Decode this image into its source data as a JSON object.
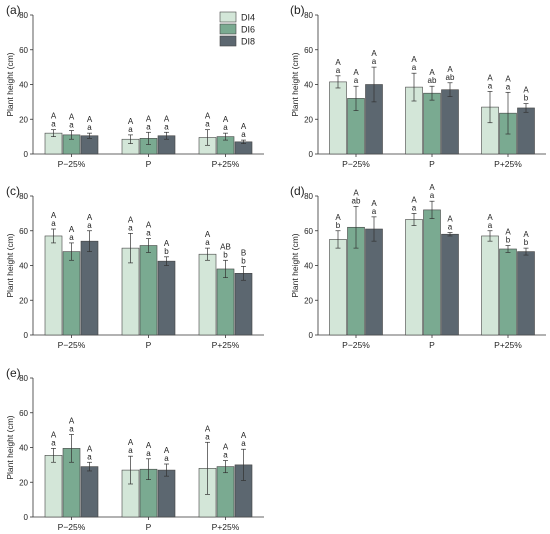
{
  "legend": {
    "placement": "top-right of panel (a)",
    "entries": [
      {
        "name": "DI4",
        "color": "#d3e6d8"
      },
      {
        "name": "DI6",
        "color": "#7aaa91"
      },
      {
        "name": "DI8",
        "color": "#5c6770"
      }
    ]
  },
  "chart_data": [
    {
      "type": "bar",
      "panel_label": "(a)",
      "categories": [
        "P−25%",
        "P",
        "P+25%"
      ],
      "ylabel": "Plant height (cm)",
      "ylim": [
        0,
        80
      ],
      "yticks": [
        0,
        20,
        40,
        60,
        80
      ],
      "series": [
        {
          "name": "DI4",
          "values": [
            12,
            8.5,
            9.5
          ],
          "errors": [
            2,
            2.5,
            4.5
          ],
          "upper_letters": [
            "A",
            "A",
            "A"
          ],
          "lower_letters": [
            "a",
            "a",
            "a"
          ]
        },
        {
          "name": "DI6",
          "values": [
            11,
            9,
            10
          ],
          "errors": [
            2.5,
            3.5,
            2
          ],
          "upper_letters": [
            "A",
            "A",
            "A"
          ],
          "lower_letters": [
            "a",
            "a",
            "a"
          ]
        },
        {
          "name": "DI8",
          "values": [
            10.5,
            10.5,
            7
          ],
          "errors": [
            1.5,
            2,
            1
          ],
          "upper_letters": [
            "A",
            "A",
            "A"
          ],
          "lower_letters": [
            "a",
            "a",
            "a"
          ]
        }
      ]
    },
    {
      "type": "bar",
      "panel_label": "(b)",
      "categories": [
        "P−25%",
        "P",
        "P+25%"
      ],
      "ylabel": "Plant height (cm)",
      "ylim": [
        0,
        80
      ],
      "yticks": [
        0,
        20,
        40,
        60,
        80
      ],
      "series": [
        {
          "name": "DI4",
          "values": [
            41.5,
            38.5,
            27
          ],
          "errors": [
            3.5,
            8,
            9
          ],
          "upper_letters": [
            "A",
            "A",
            "A"
          ],
          "lower_letters": [
            "a",
            "a",
            "a"
          ]
        },
        {
          "name": "DI6",
          "values": [
            32,
            35,
            23.5
          ],
          "errors": [
            7,
            4,
            12
          ],
          "upper_letters": [
            "A",
            "A",
            "A"
          ],
          "lower_letters": [
            "a",
            "ab",
            "a"
          ]
        },
        {
          "name": "DI8",
          "values": [
            40,
            37,
            26.5
          ],
          "errors": [
            10,
            4,
            2.5
          ],
          "upper_letters": [
            "A",
            "A",
            "A"
          ],
          "lower_letters": [
            "a",
            "ab",
            "b"
          ]
        }
      ]
    },
    {
      "type": "bar",
      "panel_label": "(c)",
      "categories": [
        "P−25%",
        "P",
        "P+25%"
      ],
      "ylabel": "Plant height (cm)",
      "ylim": [
        0,
        80
      ],
      "yticks": [
        0,
        20,
        40,
        60,
        80
      ],
      "series": [
        {
          "name": "DI4",
          "values": [
            57,
            50,
            46.5
          ],
          "errors": [
            4,
            8.5,
            3.5
          ],
          "upper_letters": [
            "A",
            "A",
            "A"
          ],
          "lower_letters": [
            "a",
            "a",
            "a"
          ]
        },
        {
          "name": "DI6",
          "values": [
            48,
            51.5,
            38
          ],
          "errors": [
            5,
            4,
            5
          ],
          "upper_letters": [
            "A",
            "A",
            "AB"
          ],
          "lower_letters": [
            "a",
            "a",
            "b"
          ]
        },
        {
          "name": "DI8",
          "values": [
            54,
            42.5,
            35.5
          ],
          "errors": [
            6,
            2.5,
            4
          ],
          "upper_letters": [
            "A",
            "A",
            "B"
          ],
          "lower_letters": [
            "a",
            "b",
            "b"
          ]
        }
      ]
    },
    {
      "type": "bar",
      "panel_label": "(d)",
      "categories": [
        "P−25%",
        "P",
        "P+25%"
      ],
      "ylabel": "Plant height (cm)",
      "ylim": [
        0,
        80
      ],
      "yticks": [
        0,
        20,
        40,
        60,
        80
      ],
      "series": [
        {
          "name": "DI4",
          "values": [
            55,
            66.5,
            57
          ],
          "errors": [
            5,
            3.5,
            3
          ],
          "upper_letters": [
            "A",
            "A",
            "A"
          ],
          "lower_letters": [
            "b",
            "a",
            "a"
          ]
        },
        {
          "name": "DI6",
          "values": [
            62,
            72,
            49.5
          ],
          "errors": [
            12,
            5,
            2
          ],
          "upper_letters": [
            "A",
            "A",
            "A"
          ],
          "lower_letters": [
            "ab",
            "a",
            "b"
          ]
        },
        {
          "name": "DI8",
          "values": [
            61,
            58,
            48
          ],
          "errors": [
            7,
            1,
            2
          ],
          "upper_letters": [
            "A",
            "A",
            "A"
          ],
          "lower_letters": [
            "a",
            "a",
            "b"
          ]
        }
      ]
    },
    {
      "type": "bar",
      "panel_label": "(e)",
      "categories": [
        "P−25%",
        "P",
        "P+25%"
      ],
      "ylabel": "Plant height (cm)",
      "ylim": [
        0,
        80
      ],
      "yticks": [
        0,
        20,
        40,
        60,
        80
      ],
      "series": [
        {
          "name": "DI4",
          "values": [
            35.5,
            27,
            28
          ],
          "errors": [
            4,
            8,
            15
          ],
          "upper_letters": [
            "A",
            "A",
            "A"
          ],
          "lower_letters": [
            "a",
            "a",
            "a"
          ]
        },
        {
          "name": "DI6",
          "values": [
            39.5,
            27.5,
            29
          ],
          "errors": [
            8,
            6,
            3.5
          ],
          "upper_letters": [
            "A",
            "A",
            "A"
          ],
          "lower_letters": [
            "a",
            "a",
            "a"
          ]
        },
        {
          "name": "DI8",
          "values": [
            29,
            27,
            30
          ],
          "errors": [
            2.5,
            3.5,
            9
          ],
          "upper_letters": [
            "A",
            "A",
            "A"
          ],
          "lower_letters": [
            "a",
            "a",
            "a"
          ]
        }
      ]
    }
  ]
}
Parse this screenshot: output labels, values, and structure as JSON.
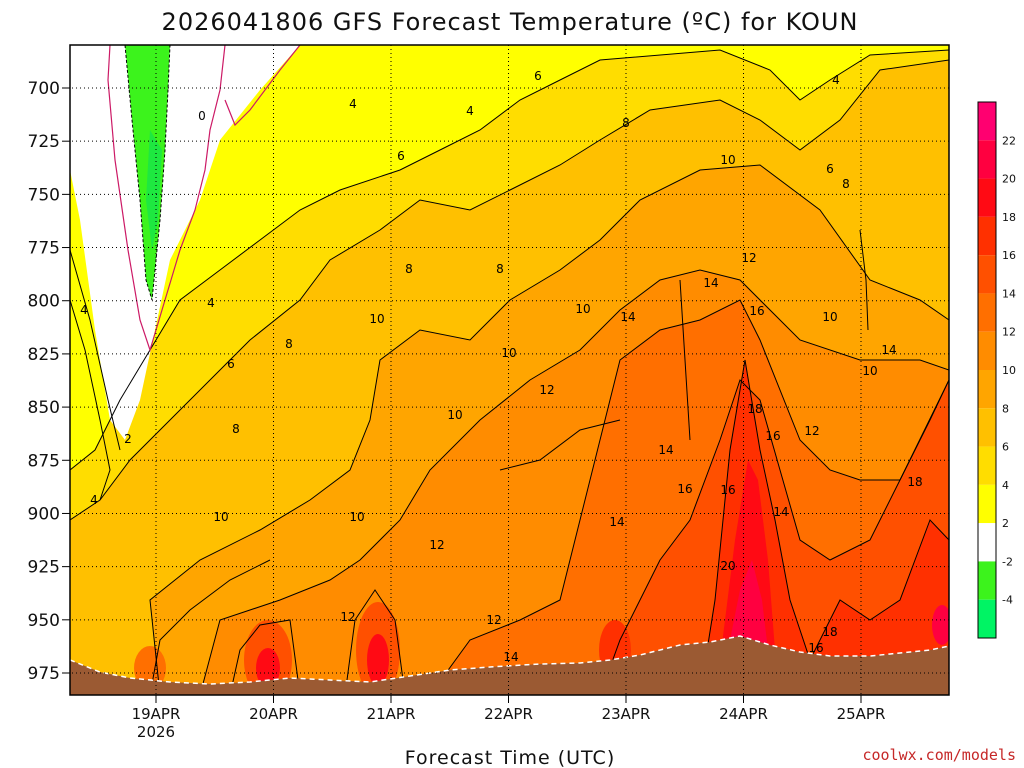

★ ★ ★ ★ ★

→ **WHAT YOU HAVE TO DO**:
Output the full set of records above without changing a word, and drop the images.

→ **TASK RESULT**:
Decode this image into its source data as a JSON object.
{
  "legend": {
    "placement": "top-right of panel (a)",
    "entries": [
      {
        "name": "DI4",
        "color": "#d3e6d8"
      },
      {
        "name": "DI6",
        "color": "#7aaa91"
      },
      {
        "name": "DI8",
        "color": "#5c6770"
      }
    ]
  },
  "chart_data": [
    {
      "type": "bar",
      "panel_label": "(a)",
      "categories": [
        "P−25%",
        "P",
        "P+25%"
      ],
      "ylabel": "Plant height (cm)",
      "ylim": [
        0,
        80
      ],
      "yticks": [
        0,
        20,
        40,
        60,
        80
      ],
      "series": [
        {
          "name": "DI4",
          "values": [
            12,
            8.5,
            9.5
          ],
          "errors": [
            2,
            2.5,
            4.5
          ],
          "upper_letters": [
            "A",
            "A",
            "A"
          ],
          "lower_letters": [
            "a",
            "a",
            "a"
          ]
        },
        {
          "name": "DI6",
          "values": [
            11,
            9,
            10
          ],
          "errors": [
            2.5,
            3.5,
            2
          ],
          "upper_letters": [
            "A",
            "A",
            "A"
          ],
          "lower_letters": [
            "a",
            "a",
            "a"
          ]
        },
        {
          "name": "DI8",
          "values": [
            10.5,
            10.5,
            7
          ],
          "errors": [
            1.5,
            2,
            1
          ],
          "upper_letters": [
            "A",
            "A",
            "A"
          ],
          "lower_letters": [
            "a",
            "a",
            "a"
          ]
        }
      ]
    },
    {
      "type": "bar",
      "panel_label": "(b)",
      "categories": [
        "P−25%",
        "P",
        "P+25%"
      ],
      "ylabel": "Plant height (cm)",
      "ylim": [
        0,
        80
      ],
      "yticks": [
        0,
        20,
        40,
        60,
        80
      ],
      "series": [
        {
          "name": "DI4",
          "values": [
            41.5,
            38.5,
            27
          ],
          "errors": [
            3.5,
            8,
            9
          ],
          "upper_letters": [
            "A",
            "A",
            "A"
          ],
          "lower_letters": [
            "a",
            "a",
            "a"
          ]
        },
        {
          "name": "DI6",
          "values": [
            32,
            35,
            23.5
          ],
          "errors": [
            7,
            4,
            12
          ],
          "upper_letters": [
            "A",
            "A",
            "A"
          ],
          "lower_letters": [
            "a",
            "ab",
            "a"
          ]
        },
        {
          "name": "DI8",
          "values": [
            40,
            37,
            26.5
          ],
          "errors": [
            10,
            4,
            2.5
          ],
          "upper_letters": [
            "A",
            "A",
            "A"
          ],
          "lower_letters": [
            "a",
            "ab",
            "b"
          ]
        }
      ]
    },
    {
      "type": "bar",
      "panel_label": "(c)",
      "categories": [
        "P−25%",
        "P",
        "P+25%"
      ],
      "ylabel": "Plant height (cm)",
      "ylim": [
        0,
        80
      ],
      "yticks": [
        0,
        20,
        40,
        60,
        80
      ],
      "series": [
        {
          "name": "DI4",
          "values": [
            57,
            50,
            46.5
          ],
          "errors": [
            4,
            8.5,
            3.5
          ],
          "upper_letters": [
            "A",
            "A",
            "A"
          ],
          "lower_letters": [
            "a",
            "a",
            "a"
          ]
        },
        {
          "name": "DI6",
          "values": [
            48,
            51.5,
            38
          ],
          "errors": [
            5,
            4,
            5
          ],
          "upper_letters": [
            "A",
            "A",
            "AB"
          ],
          "lower_letters": [
            "a",
            "a",
            "b"
          ]
        },
        {
          "name": "DI8",
          "values": [
            54,
            42.5,
            35.5
          ],
          "errors": [
            6,
            2.5,
            4
          ],
          "upper_letters": [
            "A",
            "A",
            "B"
          ],
          "lower_letters": [
            "a",
            "b",
            "b"
          ]
        }
      ]
    },
    {
      "type": "bar",
      "panel_label": "(d)",
      "categories": [
        "P−25%",
        "P",
        "P+25%"
      ],
      "ylabel": "Plant height (cm)",
      "ylim": [
        0,
        80
      ],
      "yticks": [
        0,
        20,
        40,
        60,
        80
      ],
      "series": [
        {
          "name": "DI4",
          "values": [
            55,
            66.5,
            57
          ],
          "errors": [
            5,
            3.5,
            3
          ],
          "upper_letters": [
            "A",
            "A",
            "A"
          ],
          "lower_letters": [
            "b",
            "a",
            "a"
          ]
        },
        {
          "name": "DI6",
          "values": [
            62,
            72,
            49.5
          ],
          "errors": [
            12,
            5,
            2
          ],
          "upper_letters": [
            "A",
            "A",
            "A"
          ],
          "lower_letters": [
            "ab",
            "a",
            "b"
          ]
        },
        {
          "name": "DI8",
          "values": [
            61,
            58,
            48
          ],
          "errors": [
            7,
            1,
            2
          ],
          "upper_letters": [
            "A",
            "A",
            "A"
          ],
          "lower_letters": [
            "a",
            "a",
            "b"
          ]
        }
      ]
    },
    {
      "type": "bar",
      "panel_label": "(e)",
      "categories": [
        "P−25%",
        "P",
        "P+25%"
      ],
      "ylabel": "Plant height (cm)",
      "ylim": [
        0,
        80
      ],
      "yticks": [
        0,
        20,
        40,
        60,
        80
      ],
      "series": [
        {
          "name": "DI4",
          "values": [
            35.5,
            27,
            28
          ],
          "errors": [
            4,
            8,
            15
          ],
          "upper_letters": [
            "A",
            "A",
            "A"
          ],
          "lower_letters": [
            "a",
            "a",
            "a"
          ]
        },
        {
          "name": "DI6",
          "values": [
            39.5,
            27.5,
            29
          ],
          "errors": [
            8,
            6,
            3.5
          ],
          "upper_letters": [
            "A",
            "A",
            "A"
          ],
          "lower_letters": [
            "a",
            "a",
            "a"
          ]
        },
        {
          "name": "DI8",
          "values": [
            29,
            27,
            30
          ],
          "errors": [
            2.5,
            3.5,
            9
          ],
          "upper_letters": [
            "A",
            "A",
            "A"
          ],
          "lower_letters": [
            "a",
            "a",
            "a"
          ]
        }
      ]
    }
  ]
}
Parse this screenshot: output labels, values, and structure as JSON.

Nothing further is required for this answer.